Task requirements: Read the records below and copy each line that contains "JSON".

= = =

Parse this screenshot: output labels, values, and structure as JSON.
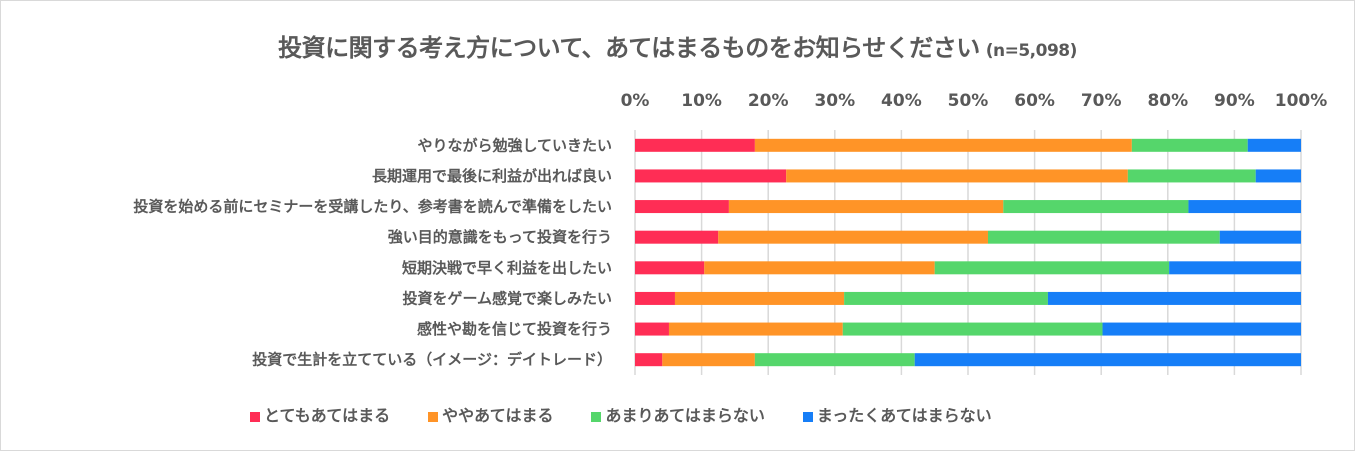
{
  "chart_data": {
    "type": "bar",
    "orientation": "horizontal-stacked-100",
    "title": "投資に関する考え方について、あてはまるものをお知らせください",
    "subtitle": "(n=5,098)",
    "xlabel": "",
    "ylabel": "",
    "xlim": [
      0,
      100
    ],
    "x_ticks": [
      "0%",
      "10%",
      "20%",
      "30%",
      "40%",
      "50%",
      "60%",
      "70%",
      "80%",
      "90%",
      "100%"
    ],
    "x_axis_position": "top",
    "grid": true,
    "legend_position": "bottom",
    "categories": [
      "やりながら勉強していきたい",
      "長期運用で最後に利益が出れば良い",
      "投資を始める前にセミナーを受講したり、参考書を読んで準備をしたい",
      "強い目的意識をもって投資を行う",
      "短期決戦で早く利益を出したい",
      "投資をゲーム感覚で楽しみたい",
      "感性や勘を信じて投資を行う",
      "投資で生計を立てている（イメージ：デイトレード）"
    ],
    "series": [
      {
        "name": "とてもあてはまる",
        "color": "#FF2D55",
        "values": [
          18.0,
          22.7,
          14.1,
          12.5,
          10.4,
          6.0,
          5.1,
          4.1
        ]
      },
      {
        "name": "ややあてはまる",
        "color": "#FF9427",
        "values": [
          56.6,
          51.3,
          41.2,
          40.5,
          34.6,
          25.4,
          26.1,
          13.9
        ]
      },
      {
        "name": "あまりあてはまらない",
        "color": "#55D66B",
        "values": [
          17.4,
          19.2,
          27.8,
          34.8,
          35.2,
          30.6,
          39.0,
          24.0
        ]
      },
      {
        "name": "まったくあてはまらない",
        "color": "#167EF7",
        "values": [
          8.0,
          6.8,
          16.9,
          12.2,
          19.8,
          38.0,
          29.8,
          58.0
        ]
      }
    ]
  },
  "colors": {
    "text": "#595959",
    "grid": "#d9d9d9"
  }
}
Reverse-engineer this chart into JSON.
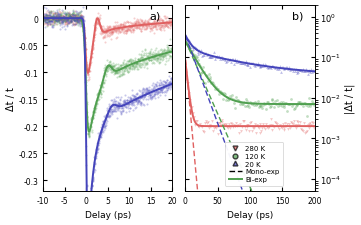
{
  "panel_a_label": "a)",
  "panel_b_label": "b)",
  "xlabel": "Delay (ps)",
  "ylabel_a": "Δt / t",
  "ylabel_b": "|Δt / t|",
  "colors": {
    "red": "#e06060",
    "green": "#50a050",
    "blue": "#4444bb"
  },
  "scatter_alpha": 0.35,
  "background": "#ffffff"
}
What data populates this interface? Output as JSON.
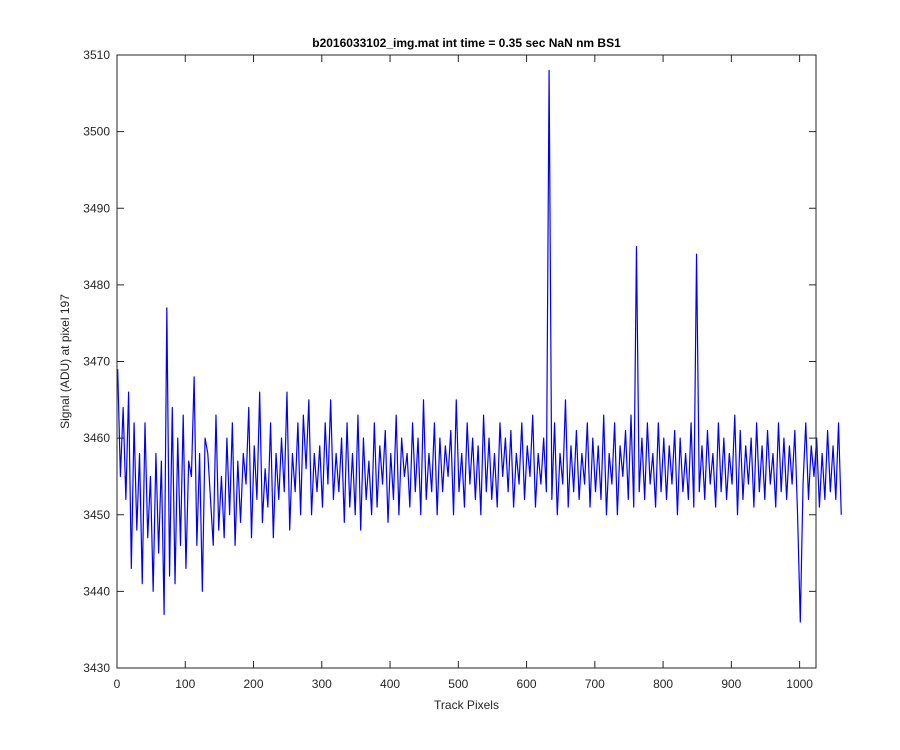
{
  "chart_data": {
    "type": "line",
    "title": "b2016033102_img.mat int time = 0.35 sec  NaN nm BS1",
    "xlabel": "Track Pixels",
    "ylabel": "Signal (ADU) at pixel 197",
    "xlim": [
      0,
      1024
    ],
    "ylim": [
      3430,
      3510
    ],
    "x_ticks": [
      0,
      100,
      200,
      300,
      400,
      500,
      600,
      700,
      800,
      900,
      1000
    ],
    "y_ticks": [
      3430,
      3440,
      3450,
      3460,
      3470,
      3480,
      3490,
      3500,
      3510
    ],
    "grid": false,
    "series_color": "#0000ff",
    "series": [
      {
        "x_start": 1,
        "x_step": 4,
        "values": [
          3469,
          3455,
          3464,
          3452,
          3466,
          3443,
          3462,
          3448,
          3458,
          3441,
          3462,
          3447,
          3455,
          3440,
          3458,
          3445,
          3457,
          3437,
          3477,
          3442,
          3464,
          3441,
          3460,
          3446,
          3463,
          3443,
          3457,
          3455,
          3468,
          3446,
          3458,
          3440,
          3460,
          3458,
          3452,
          3446,
          3463,
          3448,
          3455,
          3447,
          3460,
          3450,
          3462,
          3446,
          3457,
          3449,
          3458,
          3454,
          3464,
          3447,
          3459,
          3452,
          3466,
          3449,
          3456,
          3451,
          3462,
          3447,
          3458,
          3452,
          3460,
          3453,
          3466,
          3448,
          3458,
          3453,
          3462,
          3450,
          3463,
          3456,
          3465,
          3450,
          3458,
          3453,
          3459,
          3451,
          3462,
          3454,
          3465,
          3452,
          3458,
          3453,
          3460,
          3449,
          3462,
          3451,
          3458,
          3450,
          3463,
          3448,
          3460,
          3452,
          3457,
          3450,
          3462,
          3451,
          3459,
          3454,
          3461,
          3449,
          3458,
          3452,
          3463,
          3450,
          3460,
          3455,
          3458,
          3451,
          3462,
          3453,
          3460,
          3450,
          3465,
          3452,
          3458,
          3453,
          3462,
          3450,
          3460,
          3453,
          3459,
          3455,
          3461,
          3450,
          3465,
          3453,
          3458,
          3451,
          3462,
          3454,
          3460,
          3452,
          3459,
          3450,
          3463,
          3453,
          3460,
          3452,
          3458,
          3451,
          3462,
          3455,
          3460,
          3453,
          3461,
          3451,
          3458,
          3454,
          3462,
          3452,
          3459,
          3455,
          3463,
          3451,
          3458,
          3454,
          3460,
          3453,
          3508,
          3452,
          3462,
          3450,
          3458,
          3454,
          3465,
          3451,
          3459,
          3453,
          3461,
          3452,
          3458,
          3454,
          3462,
          3451,
          3460,
          3453,
          3459,
          3452,
          3463,
          3450,
          3458,
          3454,
          3462,
          3450,
          3459,
          3455,
          3461,
          3452,
          3463,
          3451,
          3485,
          3453,
          3460,
          3452,
          3462,
          3454,
          3458,
          3451,
          3462,
          3453,
          3460,
          3452,
          3459,
          3454,
          3461,
          3450,
          3460,
          3453,
          3458,
          3452,
          3462,
          3451,
          3484,
          3453,
          3459,
          3452,
          3461,
          3454,
          3458,
          3451,
          3462,
          3453,
          3460,
          3452,
          3458,
          3454,
          3463,
          3450,
          3461,
          3452,
          3459,
          3454,
          3460,
          3451,
          3462,
          3453,
          3459,
          3452,
          3461,
          3454,
          3458,
          3451,
          3462,
          3453,
          3460,
          3452,
          3459,
          3454,
          3461,
          3450,
          3436,
          3454,
          3462,
          3452,
          3459,
          3455,
          3460,
          3451,
          3458,
          3452,
          3461,
          3453,
          3459,
          3452,
          3462,
          3450
        ]
      }
    ]
  }
}
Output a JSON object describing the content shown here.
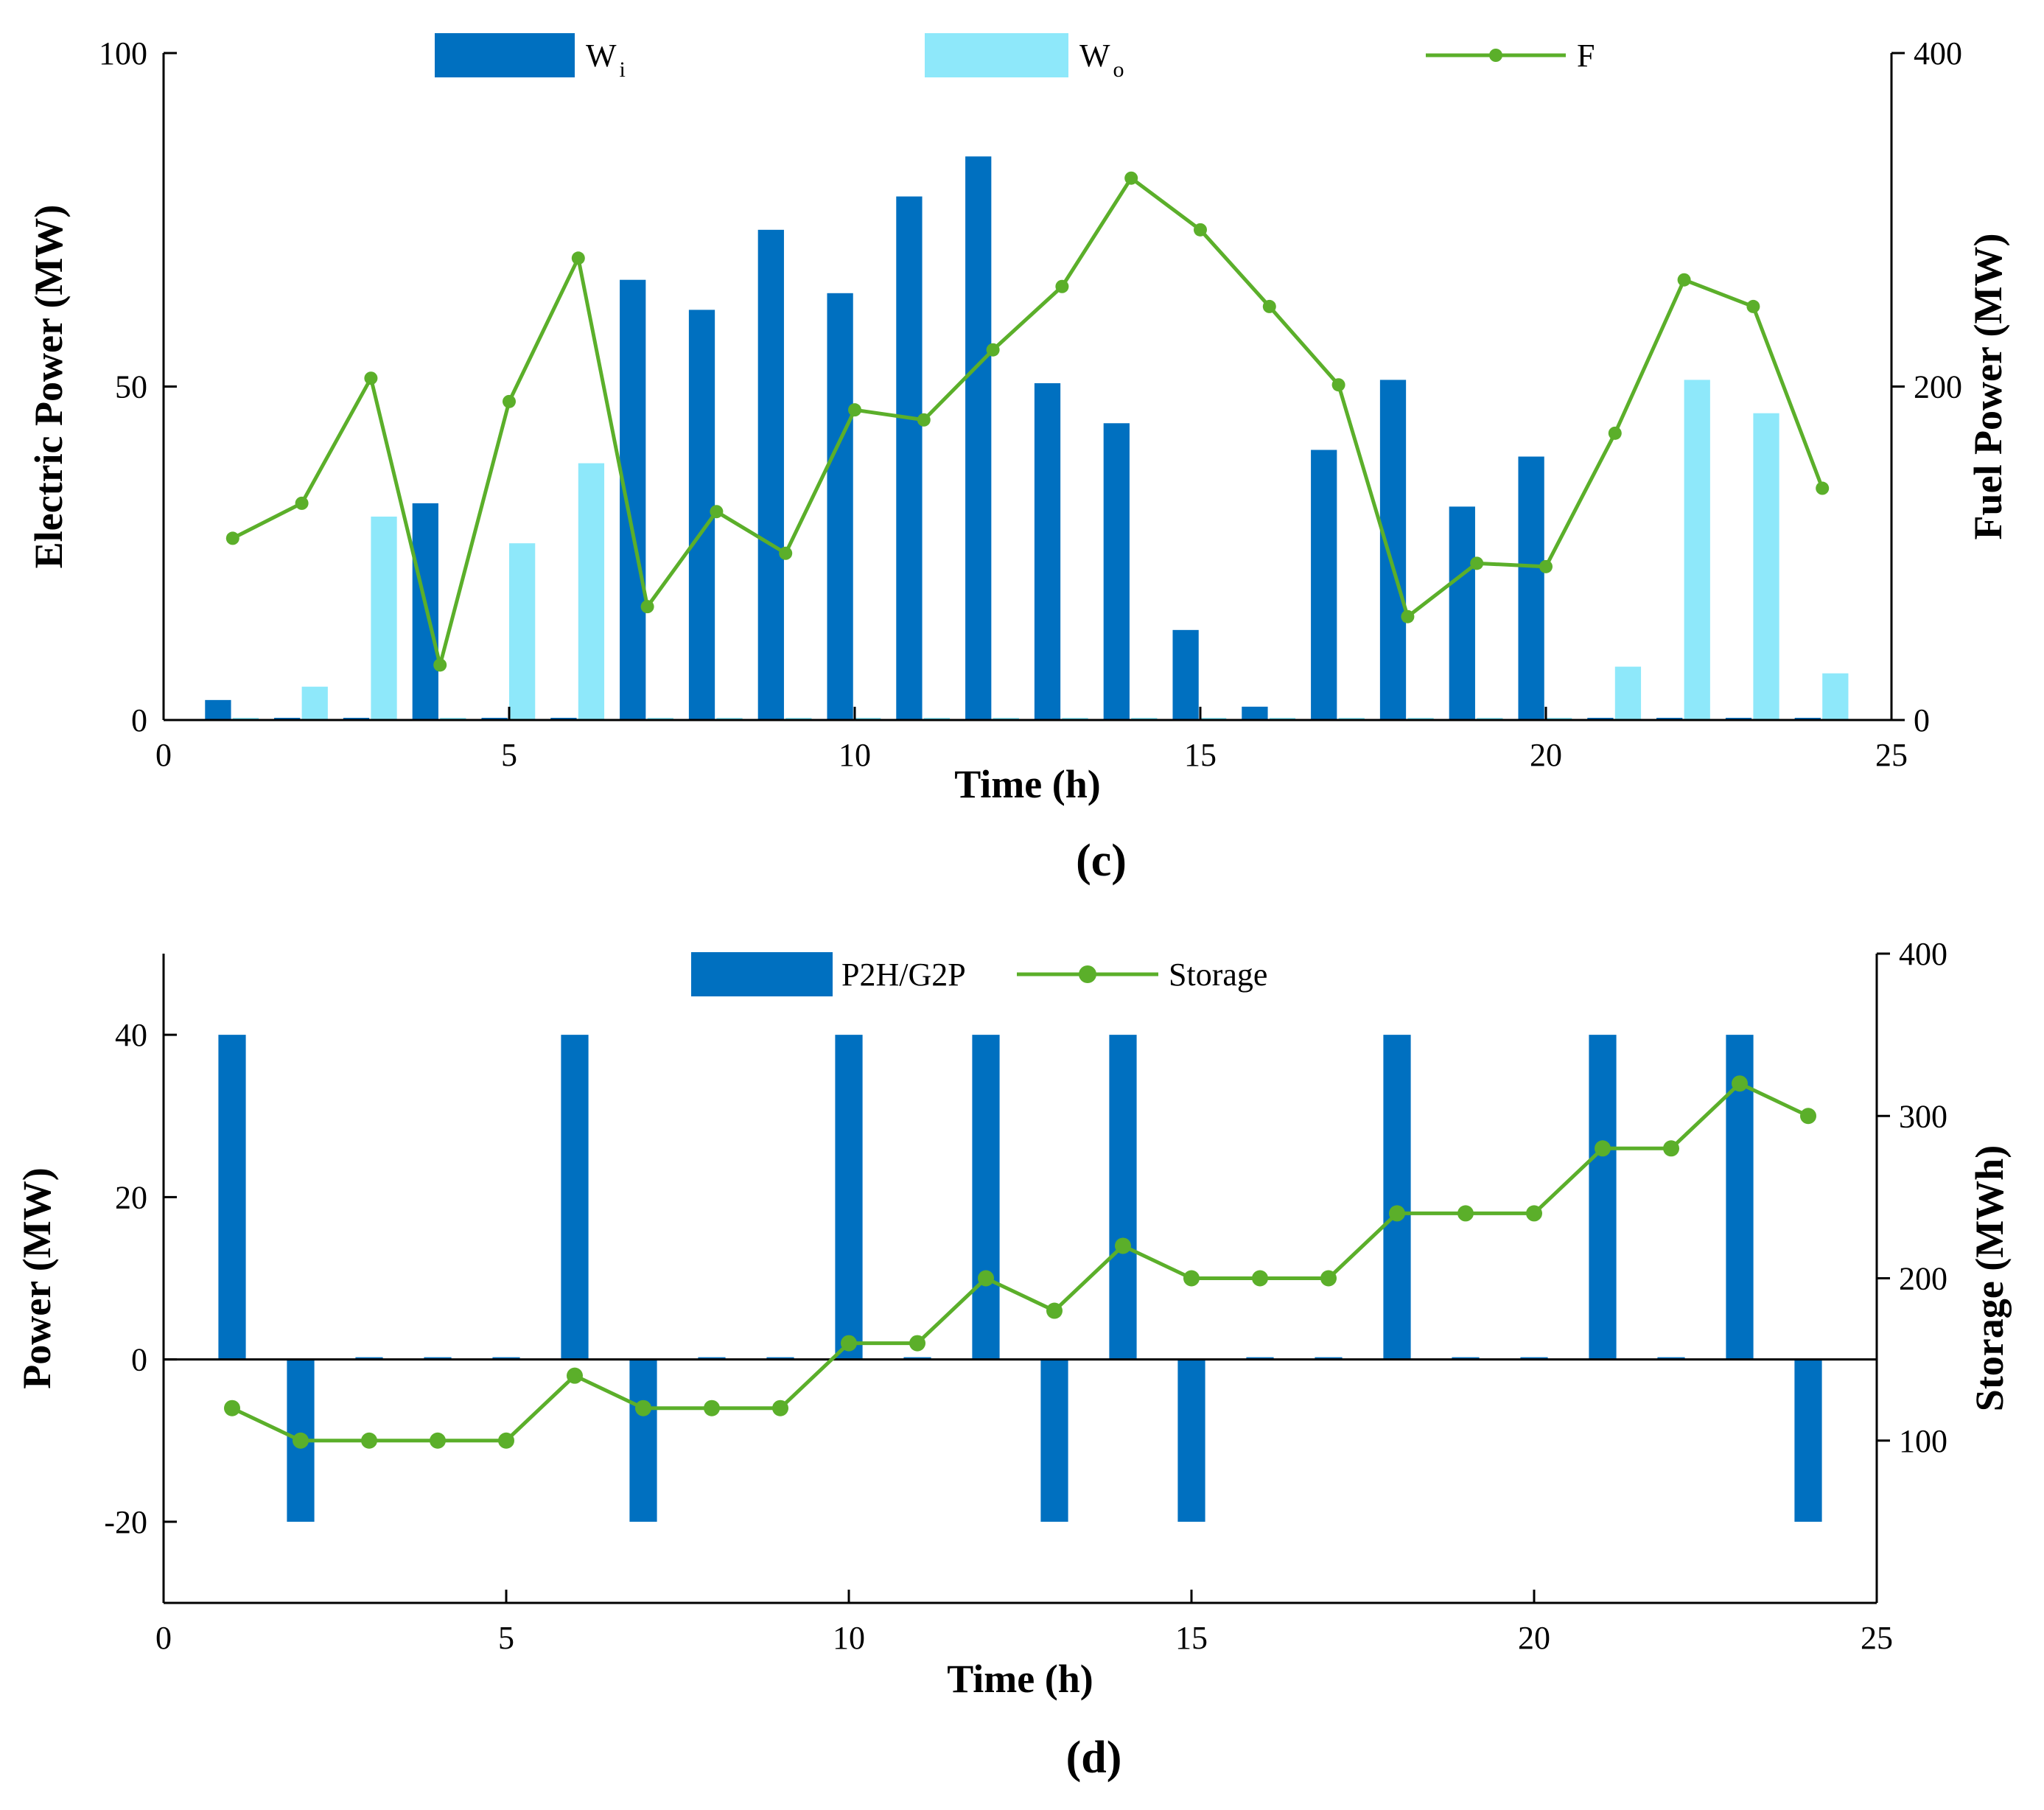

= = =

Problem solution:
Parse this screenshot: output labels, values, and structure as JSON.
Reverse-engineer this chart into JSON.
What data populates this interface? Output as JSON.
Output a JSON object describing the content shown here.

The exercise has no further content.